::: Material for the task
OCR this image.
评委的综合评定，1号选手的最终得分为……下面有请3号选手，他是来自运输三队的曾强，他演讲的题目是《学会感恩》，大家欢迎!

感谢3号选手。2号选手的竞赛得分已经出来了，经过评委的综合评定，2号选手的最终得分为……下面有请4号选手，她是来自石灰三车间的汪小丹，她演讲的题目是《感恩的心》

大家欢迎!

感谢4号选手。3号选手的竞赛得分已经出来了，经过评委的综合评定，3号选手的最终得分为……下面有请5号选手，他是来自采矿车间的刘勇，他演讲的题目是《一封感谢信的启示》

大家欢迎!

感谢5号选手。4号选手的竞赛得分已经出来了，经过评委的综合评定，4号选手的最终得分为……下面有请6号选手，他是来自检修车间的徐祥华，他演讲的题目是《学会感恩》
::::::
Given request ->
Output the records above in their entirety, exactly.

Exercise answer ->
OCR this image.
评委的综合评定，1号选手的最终得分为……下面有请3号选手，他是来自运输三队的曾强，他演讲的题目是《学会感恩》，大家欢迎!

感谢3号选手。2号选手的竞赛得分已经出来了，经过评委的综合评定，2号选手的最终得分为……下面有请4号选手，她是来自石灰三车间的汪小丹，她演讲的题目是《感恩的心》

大家欢迎!

感谢4号选手。3号选手的竞赛得分已经出来了，经过评委的综合评定，3号选手的最终得分为……下面有请5号选手，他是来自采矿车间的刘勇，他演讲的题目是《一封感谢信的启示》

大家欢迎!

感谢5号选手。4号选手的竞赛得分已经出来了，经过评委的综合评定，4号选手的最终得分为……下面有请6号选手，他是来自检修车间的徐祥华，他演讲的题目是《学会感恩》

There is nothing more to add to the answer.